(SUPPLIED ENTRIES)
┄┄┄┄┄┄┄┄┄┄┄┄┄┄┄┄┄┄┄┄

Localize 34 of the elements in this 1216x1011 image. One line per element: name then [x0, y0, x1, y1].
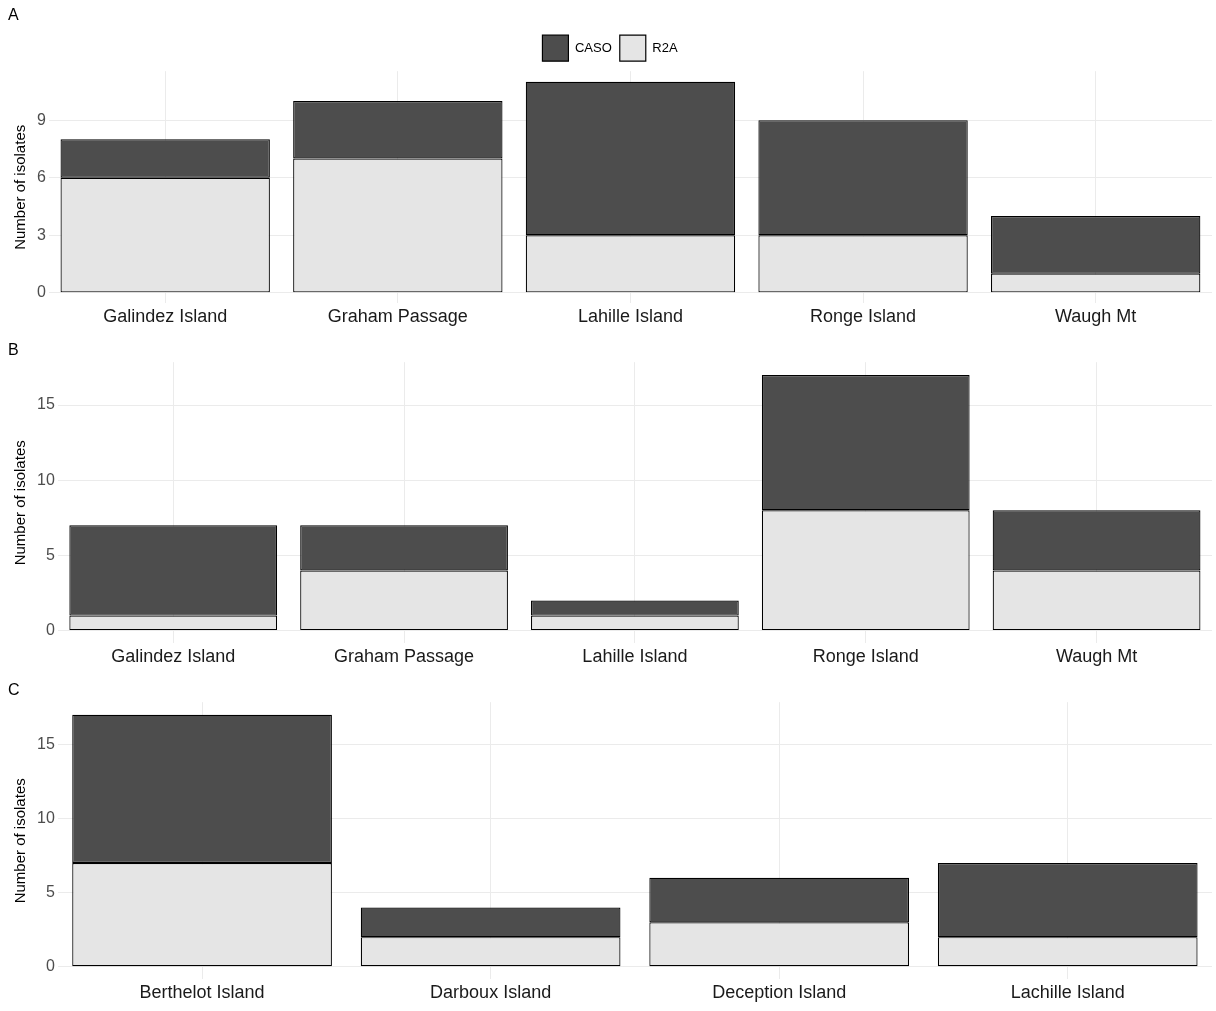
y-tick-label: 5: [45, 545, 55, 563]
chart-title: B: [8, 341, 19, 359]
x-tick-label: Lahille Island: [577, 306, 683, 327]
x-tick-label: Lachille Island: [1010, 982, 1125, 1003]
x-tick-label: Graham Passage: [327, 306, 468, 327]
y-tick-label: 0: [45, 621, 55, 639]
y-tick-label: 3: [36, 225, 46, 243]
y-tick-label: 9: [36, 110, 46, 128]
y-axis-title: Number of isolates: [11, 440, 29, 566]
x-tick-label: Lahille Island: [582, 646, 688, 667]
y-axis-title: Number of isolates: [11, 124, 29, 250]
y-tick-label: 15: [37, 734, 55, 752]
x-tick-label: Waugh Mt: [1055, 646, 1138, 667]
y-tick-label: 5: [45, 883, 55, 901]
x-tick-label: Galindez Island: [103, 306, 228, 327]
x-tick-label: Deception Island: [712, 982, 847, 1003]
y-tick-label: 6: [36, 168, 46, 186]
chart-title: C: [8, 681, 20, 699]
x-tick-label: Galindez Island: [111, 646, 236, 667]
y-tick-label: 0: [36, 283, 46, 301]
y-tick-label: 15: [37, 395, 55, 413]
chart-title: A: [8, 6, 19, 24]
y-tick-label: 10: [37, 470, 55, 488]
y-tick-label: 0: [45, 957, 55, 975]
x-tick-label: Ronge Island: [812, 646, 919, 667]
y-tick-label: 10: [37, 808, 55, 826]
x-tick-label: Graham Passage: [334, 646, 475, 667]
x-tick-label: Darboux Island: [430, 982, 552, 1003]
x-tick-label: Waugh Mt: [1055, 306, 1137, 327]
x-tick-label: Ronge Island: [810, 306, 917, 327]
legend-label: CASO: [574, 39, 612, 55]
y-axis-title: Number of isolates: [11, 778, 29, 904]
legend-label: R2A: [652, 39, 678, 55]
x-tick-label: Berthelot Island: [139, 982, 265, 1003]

┄┄┄┄┄┄┄┄┄┄┄┄┄┄┄┄┄┄┄┄

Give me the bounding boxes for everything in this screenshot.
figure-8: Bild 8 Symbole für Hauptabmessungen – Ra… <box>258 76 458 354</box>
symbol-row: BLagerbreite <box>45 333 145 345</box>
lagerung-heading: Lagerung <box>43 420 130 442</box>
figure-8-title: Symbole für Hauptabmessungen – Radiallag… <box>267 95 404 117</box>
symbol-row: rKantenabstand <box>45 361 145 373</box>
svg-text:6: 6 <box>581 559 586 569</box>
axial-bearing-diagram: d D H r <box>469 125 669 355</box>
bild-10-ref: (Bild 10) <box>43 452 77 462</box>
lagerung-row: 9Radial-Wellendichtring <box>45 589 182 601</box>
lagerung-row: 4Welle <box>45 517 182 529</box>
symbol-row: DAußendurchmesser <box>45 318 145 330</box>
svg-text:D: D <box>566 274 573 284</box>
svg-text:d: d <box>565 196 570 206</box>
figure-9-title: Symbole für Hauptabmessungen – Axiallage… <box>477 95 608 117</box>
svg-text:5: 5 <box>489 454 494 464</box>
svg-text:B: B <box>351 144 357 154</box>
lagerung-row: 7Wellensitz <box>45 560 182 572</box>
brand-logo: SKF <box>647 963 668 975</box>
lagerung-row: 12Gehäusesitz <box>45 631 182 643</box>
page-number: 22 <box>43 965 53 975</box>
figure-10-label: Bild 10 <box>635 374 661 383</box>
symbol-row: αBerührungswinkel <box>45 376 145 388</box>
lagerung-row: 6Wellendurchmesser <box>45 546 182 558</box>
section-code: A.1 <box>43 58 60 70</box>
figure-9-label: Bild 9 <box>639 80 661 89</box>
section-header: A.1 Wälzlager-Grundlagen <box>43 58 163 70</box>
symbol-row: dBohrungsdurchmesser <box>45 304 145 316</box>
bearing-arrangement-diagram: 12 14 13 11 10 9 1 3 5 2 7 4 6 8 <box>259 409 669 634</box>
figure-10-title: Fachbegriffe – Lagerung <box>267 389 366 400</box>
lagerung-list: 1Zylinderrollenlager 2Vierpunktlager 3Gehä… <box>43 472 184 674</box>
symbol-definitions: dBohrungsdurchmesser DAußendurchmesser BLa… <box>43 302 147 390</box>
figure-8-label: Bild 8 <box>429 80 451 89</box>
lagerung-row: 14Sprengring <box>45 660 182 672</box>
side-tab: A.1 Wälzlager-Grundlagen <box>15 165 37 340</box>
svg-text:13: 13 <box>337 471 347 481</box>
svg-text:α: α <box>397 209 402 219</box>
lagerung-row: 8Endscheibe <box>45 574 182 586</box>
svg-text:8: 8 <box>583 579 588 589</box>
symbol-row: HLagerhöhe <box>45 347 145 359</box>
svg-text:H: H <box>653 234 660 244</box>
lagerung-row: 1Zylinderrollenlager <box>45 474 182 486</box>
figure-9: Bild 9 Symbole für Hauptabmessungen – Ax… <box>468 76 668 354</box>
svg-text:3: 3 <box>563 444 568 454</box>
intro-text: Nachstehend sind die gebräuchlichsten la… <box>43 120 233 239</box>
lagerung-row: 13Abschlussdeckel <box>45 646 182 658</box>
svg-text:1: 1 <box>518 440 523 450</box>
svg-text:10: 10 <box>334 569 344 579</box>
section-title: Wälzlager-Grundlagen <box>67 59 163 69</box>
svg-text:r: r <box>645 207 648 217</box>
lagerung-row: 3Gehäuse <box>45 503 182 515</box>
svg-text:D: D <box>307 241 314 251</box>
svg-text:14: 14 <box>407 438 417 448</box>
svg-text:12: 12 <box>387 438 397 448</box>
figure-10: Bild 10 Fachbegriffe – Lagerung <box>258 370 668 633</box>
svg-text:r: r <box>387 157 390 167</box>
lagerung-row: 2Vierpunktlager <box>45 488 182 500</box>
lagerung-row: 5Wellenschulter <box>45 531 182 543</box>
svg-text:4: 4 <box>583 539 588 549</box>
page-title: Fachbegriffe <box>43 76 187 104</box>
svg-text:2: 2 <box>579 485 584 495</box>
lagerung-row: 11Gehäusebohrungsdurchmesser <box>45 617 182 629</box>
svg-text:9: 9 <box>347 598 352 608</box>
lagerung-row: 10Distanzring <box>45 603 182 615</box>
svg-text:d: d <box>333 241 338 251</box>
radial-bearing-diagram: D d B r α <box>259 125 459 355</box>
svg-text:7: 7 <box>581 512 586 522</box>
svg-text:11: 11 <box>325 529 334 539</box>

┄┄┄┄┄┄┄┄┄┄┄┄┄┄┄┄┄┄┄┄

(WORK TO BE COMPLETED) Could you return the lines verbatim, starting at the line that contains "Give me the" and stopping after the line that contains "symbol-row: rKantenabstand <box>45"?

(RESPONSE TO THIS TASK)
Give me the bounding boxes for everything in this screenshot.
figure-8: Bild 8 Symbole für Hauptabmessungen – Ra… <box>258 76 458 354</box>
symbol-row: BLagerbreite <box>45 333 145 345</box>
lagerung-heading: Lagerung <box>43 420 130 442</box>
figure-8-title: Symbole für Hauptabmessungen – Radiallag… <box>267 95 404 117</box>
symbol-row: rKantenabstand <box>45 361 145 373</box>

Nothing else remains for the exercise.